3.	Shares Subject to the Plan

(a)	The maximum number of Class A Shares which may be issued pursuant to 
Awards granted under the Plan and awards or options granted under another 
plan or program of the Company shall be 1,850,000 shares, except for 
adjustments as provided in Section 15 of this Plan.  Such shares shall be 
made available from authorized and unissued shares or shares held by the 
Company in its treasury.

(The Plan as approved by the shareholders of the Company on May 29, 1996, 
provided for a maximum of 1,224,421 Class A Shares.  On July 16, 1996, the 
Committee and the Board approved amendments to the Plan including an 
increase in the maximum number of Class A Shares to 1,850,000 which amendment 
has been approved by The Toronto Stock Exchange but does not become effective 
until confirmed by a resolution passed by a simple majority of the votes cast 
by the holders of the Class B voting shares of the Corporation at a meeting 
duly called for such purpose (the "shareholder approval").

**RAW RECORDS:**
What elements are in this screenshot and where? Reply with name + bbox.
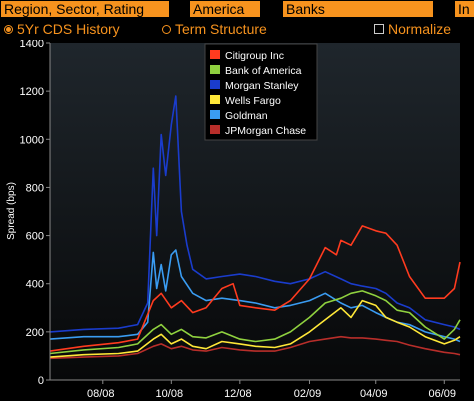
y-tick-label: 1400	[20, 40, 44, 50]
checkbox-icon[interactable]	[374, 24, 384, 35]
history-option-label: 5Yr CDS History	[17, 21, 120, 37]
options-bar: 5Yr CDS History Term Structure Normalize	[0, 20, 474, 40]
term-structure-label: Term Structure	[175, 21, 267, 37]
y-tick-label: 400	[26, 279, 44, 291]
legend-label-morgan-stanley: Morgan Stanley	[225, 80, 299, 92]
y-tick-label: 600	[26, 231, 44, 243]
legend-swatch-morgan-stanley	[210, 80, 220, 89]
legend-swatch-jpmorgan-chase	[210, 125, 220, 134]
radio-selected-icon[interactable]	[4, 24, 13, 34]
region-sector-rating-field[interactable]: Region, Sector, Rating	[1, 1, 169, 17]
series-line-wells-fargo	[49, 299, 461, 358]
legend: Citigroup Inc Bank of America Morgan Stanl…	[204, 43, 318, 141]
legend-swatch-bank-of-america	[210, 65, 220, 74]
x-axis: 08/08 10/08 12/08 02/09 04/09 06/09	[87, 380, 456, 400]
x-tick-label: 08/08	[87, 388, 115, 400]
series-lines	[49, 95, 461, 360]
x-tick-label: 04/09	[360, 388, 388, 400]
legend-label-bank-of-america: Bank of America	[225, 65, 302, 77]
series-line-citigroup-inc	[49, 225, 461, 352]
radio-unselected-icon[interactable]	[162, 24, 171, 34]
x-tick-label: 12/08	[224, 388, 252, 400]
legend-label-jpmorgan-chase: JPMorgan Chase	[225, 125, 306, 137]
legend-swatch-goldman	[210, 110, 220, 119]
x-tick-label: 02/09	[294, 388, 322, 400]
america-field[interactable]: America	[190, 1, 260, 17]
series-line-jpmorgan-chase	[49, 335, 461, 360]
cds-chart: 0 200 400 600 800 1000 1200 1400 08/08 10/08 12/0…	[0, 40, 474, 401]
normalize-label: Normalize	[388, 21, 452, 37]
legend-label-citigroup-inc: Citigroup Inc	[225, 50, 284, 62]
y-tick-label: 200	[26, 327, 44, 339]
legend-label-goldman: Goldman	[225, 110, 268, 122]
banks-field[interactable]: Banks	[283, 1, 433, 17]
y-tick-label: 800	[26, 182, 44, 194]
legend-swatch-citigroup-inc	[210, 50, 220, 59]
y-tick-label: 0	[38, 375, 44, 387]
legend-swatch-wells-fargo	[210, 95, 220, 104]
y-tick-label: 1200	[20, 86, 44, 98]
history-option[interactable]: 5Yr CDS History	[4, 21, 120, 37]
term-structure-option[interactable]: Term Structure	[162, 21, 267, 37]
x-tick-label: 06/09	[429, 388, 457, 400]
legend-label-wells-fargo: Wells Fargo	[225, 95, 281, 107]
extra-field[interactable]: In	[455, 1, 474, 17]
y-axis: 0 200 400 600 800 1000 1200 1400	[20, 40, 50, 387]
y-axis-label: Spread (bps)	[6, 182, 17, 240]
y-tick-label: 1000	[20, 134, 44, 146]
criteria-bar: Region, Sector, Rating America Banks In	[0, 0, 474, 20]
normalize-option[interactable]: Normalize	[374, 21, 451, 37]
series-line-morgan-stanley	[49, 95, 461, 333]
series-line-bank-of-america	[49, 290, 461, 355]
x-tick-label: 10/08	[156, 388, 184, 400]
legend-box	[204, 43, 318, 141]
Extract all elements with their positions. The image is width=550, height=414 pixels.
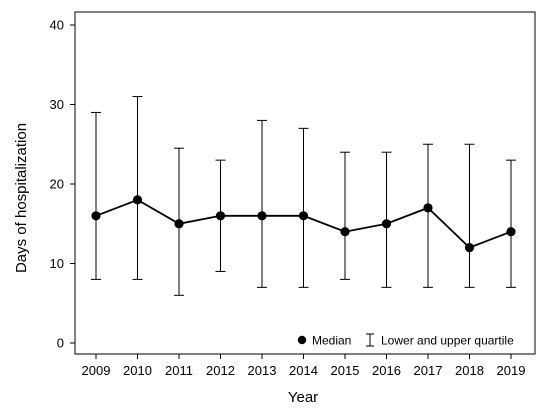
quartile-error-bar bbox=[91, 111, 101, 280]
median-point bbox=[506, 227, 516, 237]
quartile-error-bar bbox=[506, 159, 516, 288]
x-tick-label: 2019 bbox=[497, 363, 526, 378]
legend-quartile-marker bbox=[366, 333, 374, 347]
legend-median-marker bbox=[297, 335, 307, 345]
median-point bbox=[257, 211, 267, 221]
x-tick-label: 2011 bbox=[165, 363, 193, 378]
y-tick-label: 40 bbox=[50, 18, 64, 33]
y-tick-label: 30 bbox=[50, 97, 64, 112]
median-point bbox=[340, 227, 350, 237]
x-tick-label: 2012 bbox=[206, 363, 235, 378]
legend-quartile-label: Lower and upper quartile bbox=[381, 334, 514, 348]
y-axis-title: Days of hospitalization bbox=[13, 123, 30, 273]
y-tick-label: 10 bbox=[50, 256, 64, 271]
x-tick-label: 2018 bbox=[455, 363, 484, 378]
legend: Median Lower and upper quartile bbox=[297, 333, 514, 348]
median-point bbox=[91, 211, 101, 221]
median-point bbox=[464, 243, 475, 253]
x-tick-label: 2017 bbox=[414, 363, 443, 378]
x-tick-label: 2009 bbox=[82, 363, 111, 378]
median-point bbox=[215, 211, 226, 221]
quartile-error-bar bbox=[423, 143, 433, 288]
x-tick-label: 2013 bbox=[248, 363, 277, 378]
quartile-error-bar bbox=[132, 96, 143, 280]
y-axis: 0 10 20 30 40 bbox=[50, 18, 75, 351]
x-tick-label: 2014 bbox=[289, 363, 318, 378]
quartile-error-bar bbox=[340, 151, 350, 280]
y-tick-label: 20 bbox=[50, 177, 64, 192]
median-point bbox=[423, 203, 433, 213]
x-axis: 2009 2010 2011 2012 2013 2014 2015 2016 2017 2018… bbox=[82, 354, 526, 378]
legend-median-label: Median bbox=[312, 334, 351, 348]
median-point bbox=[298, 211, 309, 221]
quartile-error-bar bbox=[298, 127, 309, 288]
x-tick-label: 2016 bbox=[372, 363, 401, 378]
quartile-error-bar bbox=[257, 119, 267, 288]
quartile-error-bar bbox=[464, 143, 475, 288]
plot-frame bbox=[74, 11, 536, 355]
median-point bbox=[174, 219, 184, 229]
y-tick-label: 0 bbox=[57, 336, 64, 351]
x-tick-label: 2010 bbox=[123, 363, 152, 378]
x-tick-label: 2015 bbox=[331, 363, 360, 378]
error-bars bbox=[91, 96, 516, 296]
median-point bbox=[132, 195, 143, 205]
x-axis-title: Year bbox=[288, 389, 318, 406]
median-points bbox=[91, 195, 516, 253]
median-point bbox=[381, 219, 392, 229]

**GIVEN PROBLEM 1:** Could you print the records from the line with "quartile-error-bar bbox=[91, 111, 101, 280]" up to and including the line with "x-tick-label: 2012 bbox=[206, 363, 235, 378]", reproducing each line unchanged?
**GIVEN PROBLEM 2:** Can you carry the stock plan excerpt forward from the point where it stops?

**EXERCISE RESULT 1:**
quartile-error-bar bbox=[91, 111, 101, 280]
median-point bbox=[506, 227, 516, 237]
quartile-error-bar bbox=[506, 159, 516, 288]
x-tick-label: 2019 bbox=[497, 363, 526, 378]
legend-quartile-marker bbox=[366, 333, 374, 347]
legend-median-marker bbox=[297, 335, 307, 345]
median-point bbox=[257, 211, 267, 221]
x-tick-label: 2011 bbox=[165, 363, 193, 378]
y-tick-label: 40 bbox=[50, 18, 64, 33]
y-tick-label: 30 bbox=[50, 97, 64, 112]
median-point bbox=[340, 227, 350, 237]
x-tick-label: 2012 bbox=[206, 363, 235, 378]

**EXERCISE RESULT 2:**
(b)	The maximum number of Class A Shares which may be issuable in any one 
year period under the Plan or under another Plan or program of the Company to 
Insiders as a group may not exceed 10% of the issued Class A Shares and 
Class B voting shares of the Company or to any one Insider may not exceed 5% 
of the issued Class A Shares and Class B voting shares.  For the purposes 
hereof "Insider" means:

(i)	every director or senior officer of the Company,

(ii)	every director or senior officer of a company that is itself an insider 
of the Company,

(iii)	any person or company who beneficially owns, directly or indirectly, 
voting securities of the Company or who exercises control or direction over 
voting securities of the Company or a combination of both carrying more than 
10 per cent of the voting rights attached to all voting securities of the 
Company for the time being outstanding other than voting securities held by 
the person or company as underwriter in the course of a distribution.

(iv)	any company of which a person named in (i), (ii) and (iii) beneficially 
owns, directly or indirectly, voting securities carrying more than 10 per 
cent of the voting rights attached to all voting securities of the company 
for the time being outstanding,

(v)	any partner of a person or company named in (i), (ii), (iii) and (iv),

(vi)	any trust or estate in which a person or company named in (i), (ii), 
(iii) and (iv) has a substantial beneficial interest or as to which such 
person or company serves as trustee or in a similar capacity,

(vii)	any relative of a person named in (i), (ii), (iii) and (iv) who resides 
in the same home as that person,

(viii)	any person of the opposite sex who resides in the same home as a 
person named in (i), (ii), (iii) and (iv) and to whom that person is married 
or with whom that person is living in a conjugal relationship outside 
marriage, or (ix)	any relative of a person mentioned in (viii) who has the 
same home as that person;

(c)	The maximum number of Class A Shares which may be issuable at any time 
to Insiders under Awards granted under the Plan and awards or options 
granted under another plan or program of the Company shall not exceed 10% 
of the then outstanding Class A Shares and Class B voting shares of the 
Company. (Amended effective July 16, 1996.)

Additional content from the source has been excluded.